# Thread: some help with number theory

1. ## some help with number theory

Show that if a positive integer $\displaystyle n=6a+5,a \geq 0$, then $\displaystyle n=3a'-1,a'\geq 1$.

2. Hello,
$\displaystyle n=6a+5=6(a+1)-6+5=6(a+1)-1=3\cdot2(a+1)-1$
$\displaystyle a' = 2(a+1)\ge 1$ because $\displaystyle a\ge 0$.

3. I do not know if this helps but:

I think that the key here is variable substitution.

$\displaystyle n=6a+5\Rightarrow$
$\displaystyle n=2\cdot 3\cdot a+2+3\Rightarrow$
$\displaystyle n=3(2a+1)+2$

By setting $\displaystyle b=2a+1$ we have:

$\displaystyle n=3b+2$

Next:
$\displaystyle n=3b+3-1\Rightarrow$

$\displaystyle n=3(b+1)-1\$

By setting $\displaystyle a'=b+1$ we have:
$\displaystyle n=3a'-1$

Think that this is that you want.
But you also check the proccess.

4. Hi

gdmath, you might want to check/edit your work. I think there's an error.

You got that $\displaystyle n=3b+2$, but the next line doesn't work out.

It says $\displaystyle n=3(b+1)+3-1$, but if you look at that, what we have is $\displaystyle n=3(b+1)+2=3b+5 \neq 3b+2$

I think what you should have is $\displaystyle n=3b+3-1=3(b+1)-1$

Then we set $\displaystyle a'=b+1$, leaving us with $\displaystyle n=3a'-1$

Also, $\displaystyle a'=b+1=2a+1+1=2a+2=2(a+1)$, which agrees with Taluivren's solution

Just one thing though ... shouldn't $\displaystyle a' \geq 2$?
Since when $\displaystyle a=0$, $\displaystyle a'=2(0+1)=2$

#### EXERCISE AIM
Edit the part of the number theory thread that opens with the words containing "I think what" and closes with "a' \geq 2$?", changing "Taluivren's solution" to "the earlier solution". You won't need the lines that come next.

#### Box coordinate listings

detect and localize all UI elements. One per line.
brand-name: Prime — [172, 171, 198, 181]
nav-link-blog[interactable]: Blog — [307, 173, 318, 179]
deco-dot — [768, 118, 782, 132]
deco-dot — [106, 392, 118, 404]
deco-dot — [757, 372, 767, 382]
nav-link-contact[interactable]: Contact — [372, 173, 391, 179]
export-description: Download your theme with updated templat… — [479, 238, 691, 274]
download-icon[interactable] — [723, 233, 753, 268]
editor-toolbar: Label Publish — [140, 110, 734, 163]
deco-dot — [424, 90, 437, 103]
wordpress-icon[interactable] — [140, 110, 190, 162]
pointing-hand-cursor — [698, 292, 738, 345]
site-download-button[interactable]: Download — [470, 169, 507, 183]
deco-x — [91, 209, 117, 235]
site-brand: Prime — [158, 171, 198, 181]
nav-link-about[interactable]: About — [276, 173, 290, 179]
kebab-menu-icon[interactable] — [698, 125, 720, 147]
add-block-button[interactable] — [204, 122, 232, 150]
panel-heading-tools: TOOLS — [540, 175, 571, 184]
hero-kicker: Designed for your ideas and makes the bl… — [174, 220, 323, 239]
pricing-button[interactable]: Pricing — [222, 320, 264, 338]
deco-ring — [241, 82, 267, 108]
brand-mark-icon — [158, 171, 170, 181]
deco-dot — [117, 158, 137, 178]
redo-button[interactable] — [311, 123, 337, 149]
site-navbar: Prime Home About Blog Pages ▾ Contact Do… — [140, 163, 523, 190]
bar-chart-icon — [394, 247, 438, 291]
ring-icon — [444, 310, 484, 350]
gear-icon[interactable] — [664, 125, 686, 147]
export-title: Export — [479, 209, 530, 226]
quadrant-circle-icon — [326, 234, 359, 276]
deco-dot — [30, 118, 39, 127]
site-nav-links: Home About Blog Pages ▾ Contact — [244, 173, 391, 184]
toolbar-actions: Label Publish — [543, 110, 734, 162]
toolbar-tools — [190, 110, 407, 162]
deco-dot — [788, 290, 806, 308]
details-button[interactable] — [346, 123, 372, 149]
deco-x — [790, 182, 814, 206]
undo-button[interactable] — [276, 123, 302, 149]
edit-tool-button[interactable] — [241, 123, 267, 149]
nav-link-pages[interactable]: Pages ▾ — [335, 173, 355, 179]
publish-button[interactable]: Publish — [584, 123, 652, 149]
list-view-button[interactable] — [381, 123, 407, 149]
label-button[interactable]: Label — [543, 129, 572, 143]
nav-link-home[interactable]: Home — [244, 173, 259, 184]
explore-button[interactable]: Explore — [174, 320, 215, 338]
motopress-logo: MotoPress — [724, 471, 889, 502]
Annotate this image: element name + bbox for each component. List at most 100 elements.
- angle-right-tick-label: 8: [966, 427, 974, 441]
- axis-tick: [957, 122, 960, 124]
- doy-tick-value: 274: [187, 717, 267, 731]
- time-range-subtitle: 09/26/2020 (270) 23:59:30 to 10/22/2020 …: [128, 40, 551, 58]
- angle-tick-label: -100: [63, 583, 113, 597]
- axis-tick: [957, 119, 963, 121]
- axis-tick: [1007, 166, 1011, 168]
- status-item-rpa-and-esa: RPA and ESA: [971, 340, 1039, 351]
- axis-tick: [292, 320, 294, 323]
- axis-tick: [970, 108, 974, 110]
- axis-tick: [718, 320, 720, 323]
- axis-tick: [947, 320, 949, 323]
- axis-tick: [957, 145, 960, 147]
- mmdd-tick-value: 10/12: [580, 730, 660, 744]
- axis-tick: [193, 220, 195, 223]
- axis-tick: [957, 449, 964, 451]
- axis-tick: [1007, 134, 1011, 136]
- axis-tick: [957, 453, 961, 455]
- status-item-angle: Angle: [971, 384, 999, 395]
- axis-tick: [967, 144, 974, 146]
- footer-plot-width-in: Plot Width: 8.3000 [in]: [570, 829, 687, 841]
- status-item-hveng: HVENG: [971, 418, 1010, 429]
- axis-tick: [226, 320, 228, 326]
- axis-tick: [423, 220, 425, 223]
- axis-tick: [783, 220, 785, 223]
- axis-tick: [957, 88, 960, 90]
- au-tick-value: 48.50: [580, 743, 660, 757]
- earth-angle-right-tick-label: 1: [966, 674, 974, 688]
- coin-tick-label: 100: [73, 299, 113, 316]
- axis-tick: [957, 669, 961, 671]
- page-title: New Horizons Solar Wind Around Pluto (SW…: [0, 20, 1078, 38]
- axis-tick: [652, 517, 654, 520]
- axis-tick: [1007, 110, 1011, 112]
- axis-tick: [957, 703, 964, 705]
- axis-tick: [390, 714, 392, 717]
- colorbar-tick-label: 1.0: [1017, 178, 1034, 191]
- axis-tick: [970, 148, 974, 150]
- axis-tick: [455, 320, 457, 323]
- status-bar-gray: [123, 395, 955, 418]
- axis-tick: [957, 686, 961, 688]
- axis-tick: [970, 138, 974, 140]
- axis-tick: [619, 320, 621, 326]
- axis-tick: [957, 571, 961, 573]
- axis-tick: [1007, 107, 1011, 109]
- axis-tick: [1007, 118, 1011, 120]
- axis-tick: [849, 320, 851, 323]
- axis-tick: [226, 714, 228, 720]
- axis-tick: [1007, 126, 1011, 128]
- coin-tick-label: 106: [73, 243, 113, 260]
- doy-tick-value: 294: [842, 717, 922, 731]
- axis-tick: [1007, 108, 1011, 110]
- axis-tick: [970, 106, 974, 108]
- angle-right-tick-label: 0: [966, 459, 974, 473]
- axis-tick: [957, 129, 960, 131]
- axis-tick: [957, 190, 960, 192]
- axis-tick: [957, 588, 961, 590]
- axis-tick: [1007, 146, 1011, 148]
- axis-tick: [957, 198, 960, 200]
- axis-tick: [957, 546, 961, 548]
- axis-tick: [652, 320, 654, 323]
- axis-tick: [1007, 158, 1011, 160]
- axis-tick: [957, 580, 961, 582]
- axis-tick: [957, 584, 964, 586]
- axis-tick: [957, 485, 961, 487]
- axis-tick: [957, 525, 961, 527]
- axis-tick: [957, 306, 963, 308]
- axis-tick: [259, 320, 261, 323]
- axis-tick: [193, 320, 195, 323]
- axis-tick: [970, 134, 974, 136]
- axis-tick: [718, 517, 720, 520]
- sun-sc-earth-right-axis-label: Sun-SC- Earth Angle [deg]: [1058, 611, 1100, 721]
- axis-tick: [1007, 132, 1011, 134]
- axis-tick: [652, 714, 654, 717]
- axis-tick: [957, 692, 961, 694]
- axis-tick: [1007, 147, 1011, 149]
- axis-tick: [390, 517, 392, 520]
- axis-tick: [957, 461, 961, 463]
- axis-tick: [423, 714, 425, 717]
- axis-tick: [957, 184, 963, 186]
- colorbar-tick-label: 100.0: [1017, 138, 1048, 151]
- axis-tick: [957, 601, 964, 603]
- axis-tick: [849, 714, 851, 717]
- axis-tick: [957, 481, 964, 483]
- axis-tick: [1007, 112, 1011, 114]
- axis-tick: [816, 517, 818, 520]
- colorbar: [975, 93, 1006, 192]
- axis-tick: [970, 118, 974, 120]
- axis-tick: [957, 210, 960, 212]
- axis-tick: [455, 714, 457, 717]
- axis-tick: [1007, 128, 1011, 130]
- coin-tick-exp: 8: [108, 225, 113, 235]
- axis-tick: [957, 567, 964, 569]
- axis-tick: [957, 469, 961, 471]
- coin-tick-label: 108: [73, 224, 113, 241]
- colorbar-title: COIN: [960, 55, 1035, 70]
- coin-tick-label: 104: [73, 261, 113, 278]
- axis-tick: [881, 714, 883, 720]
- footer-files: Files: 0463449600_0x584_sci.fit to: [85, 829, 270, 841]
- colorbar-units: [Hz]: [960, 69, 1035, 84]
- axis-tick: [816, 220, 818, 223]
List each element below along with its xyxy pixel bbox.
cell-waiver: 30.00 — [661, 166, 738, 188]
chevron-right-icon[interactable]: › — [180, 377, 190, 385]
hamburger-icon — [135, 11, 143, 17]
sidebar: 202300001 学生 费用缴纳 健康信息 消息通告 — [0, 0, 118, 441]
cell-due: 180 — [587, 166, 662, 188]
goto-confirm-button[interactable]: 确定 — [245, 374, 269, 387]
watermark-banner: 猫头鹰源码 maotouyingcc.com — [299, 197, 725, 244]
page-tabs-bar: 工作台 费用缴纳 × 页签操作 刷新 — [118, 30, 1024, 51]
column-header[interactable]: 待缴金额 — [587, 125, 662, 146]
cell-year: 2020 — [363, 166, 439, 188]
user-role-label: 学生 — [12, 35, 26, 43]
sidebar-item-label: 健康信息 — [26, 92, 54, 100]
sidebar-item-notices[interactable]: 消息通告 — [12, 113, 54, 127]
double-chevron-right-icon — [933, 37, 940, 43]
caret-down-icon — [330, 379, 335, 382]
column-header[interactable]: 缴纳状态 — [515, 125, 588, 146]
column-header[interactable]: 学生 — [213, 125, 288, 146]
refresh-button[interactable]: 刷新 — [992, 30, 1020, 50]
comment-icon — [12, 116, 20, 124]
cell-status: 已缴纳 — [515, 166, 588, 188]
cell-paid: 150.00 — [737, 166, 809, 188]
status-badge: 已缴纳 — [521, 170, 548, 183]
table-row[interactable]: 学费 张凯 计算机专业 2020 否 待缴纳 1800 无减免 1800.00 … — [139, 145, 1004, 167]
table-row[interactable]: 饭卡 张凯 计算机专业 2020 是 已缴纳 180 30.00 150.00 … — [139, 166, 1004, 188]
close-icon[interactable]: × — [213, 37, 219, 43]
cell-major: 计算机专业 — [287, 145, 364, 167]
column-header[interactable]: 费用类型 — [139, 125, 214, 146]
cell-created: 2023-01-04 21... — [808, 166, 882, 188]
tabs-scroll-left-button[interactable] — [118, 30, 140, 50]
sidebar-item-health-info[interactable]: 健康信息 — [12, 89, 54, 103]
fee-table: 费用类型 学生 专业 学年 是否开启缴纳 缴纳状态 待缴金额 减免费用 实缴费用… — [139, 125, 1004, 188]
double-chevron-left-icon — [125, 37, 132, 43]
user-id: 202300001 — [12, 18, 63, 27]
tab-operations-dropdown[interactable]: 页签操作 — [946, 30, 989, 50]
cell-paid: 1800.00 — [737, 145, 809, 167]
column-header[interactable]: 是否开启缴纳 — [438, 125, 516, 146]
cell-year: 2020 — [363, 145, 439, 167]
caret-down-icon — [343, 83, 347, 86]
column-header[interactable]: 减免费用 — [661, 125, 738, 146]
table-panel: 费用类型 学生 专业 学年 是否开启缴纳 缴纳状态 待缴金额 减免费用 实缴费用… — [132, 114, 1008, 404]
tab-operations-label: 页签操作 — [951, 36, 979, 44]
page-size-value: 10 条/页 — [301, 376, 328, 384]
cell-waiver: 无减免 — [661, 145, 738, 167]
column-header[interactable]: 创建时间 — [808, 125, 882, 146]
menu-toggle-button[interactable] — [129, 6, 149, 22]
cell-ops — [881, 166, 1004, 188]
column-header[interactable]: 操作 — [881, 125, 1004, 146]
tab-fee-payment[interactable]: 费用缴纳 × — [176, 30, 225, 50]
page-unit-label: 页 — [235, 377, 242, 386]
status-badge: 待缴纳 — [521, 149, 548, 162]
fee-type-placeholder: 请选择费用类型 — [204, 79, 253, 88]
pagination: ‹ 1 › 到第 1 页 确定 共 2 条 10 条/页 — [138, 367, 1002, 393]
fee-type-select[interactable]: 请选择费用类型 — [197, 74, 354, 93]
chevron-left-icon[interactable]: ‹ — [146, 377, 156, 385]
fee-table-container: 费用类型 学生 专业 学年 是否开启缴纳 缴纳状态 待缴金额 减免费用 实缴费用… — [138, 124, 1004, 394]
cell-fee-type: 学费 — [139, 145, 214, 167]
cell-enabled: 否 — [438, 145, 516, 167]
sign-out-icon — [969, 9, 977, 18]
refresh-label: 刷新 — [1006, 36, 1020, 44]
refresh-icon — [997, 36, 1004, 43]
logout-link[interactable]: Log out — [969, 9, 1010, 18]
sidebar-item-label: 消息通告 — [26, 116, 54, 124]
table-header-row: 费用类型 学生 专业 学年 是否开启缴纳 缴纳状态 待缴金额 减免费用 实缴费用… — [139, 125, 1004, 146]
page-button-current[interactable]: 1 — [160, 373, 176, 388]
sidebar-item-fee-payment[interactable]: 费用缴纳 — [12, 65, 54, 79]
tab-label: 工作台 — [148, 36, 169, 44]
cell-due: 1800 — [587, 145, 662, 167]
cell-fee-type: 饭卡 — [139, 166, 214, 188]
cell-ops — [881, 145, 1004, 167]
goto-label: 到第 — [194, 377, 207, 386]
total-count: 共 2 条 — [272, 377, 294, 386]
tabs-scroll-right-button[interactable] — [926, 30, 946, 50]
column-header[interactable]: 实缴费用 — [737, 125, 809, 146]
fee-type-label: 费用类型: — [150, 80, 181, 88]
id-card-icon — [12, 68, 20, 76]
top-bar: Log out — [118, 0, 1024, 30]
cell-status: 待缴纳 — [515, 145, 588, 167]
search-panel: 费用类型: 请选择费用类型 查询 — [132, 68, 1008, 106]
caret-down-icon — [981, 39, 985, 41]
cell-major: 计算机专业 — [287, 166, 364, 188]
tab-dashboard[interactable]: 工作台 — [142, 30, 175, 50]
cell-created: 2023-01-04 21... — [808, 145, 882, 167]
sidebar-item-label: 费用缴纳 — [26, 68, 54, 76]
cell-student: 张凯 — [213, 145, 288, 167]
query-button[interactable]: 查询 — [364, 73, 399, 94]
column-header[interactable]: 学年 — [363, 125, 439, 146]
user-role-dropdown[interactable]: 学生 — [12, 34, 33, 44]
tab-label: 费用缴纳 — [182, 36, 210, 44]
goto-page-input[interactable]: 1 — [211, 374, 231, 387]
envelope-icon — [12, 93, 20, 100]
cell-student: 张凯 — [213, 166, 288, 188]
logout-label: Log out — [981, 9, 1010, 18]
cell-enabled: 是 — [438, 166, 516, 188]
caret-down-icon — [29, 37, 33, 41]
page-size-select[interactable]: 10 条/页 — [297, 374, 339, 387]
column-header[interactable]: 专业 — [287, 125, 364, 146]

#### THE SOLUTION
I think what you should have is $\displaystyle n=3b+3-1=3(b+1)-1$

Then we set $\displaystyle a'=b+1$, leaving us with $\displaystyle n=3a'-1$

Also, $\displaystyle a'=b+1=2a+1+1=2a+2=2(a+1)$, which agrees with the earlier solution

Just one thing though ... shouldn't $\displaystyle a' \geq 2$?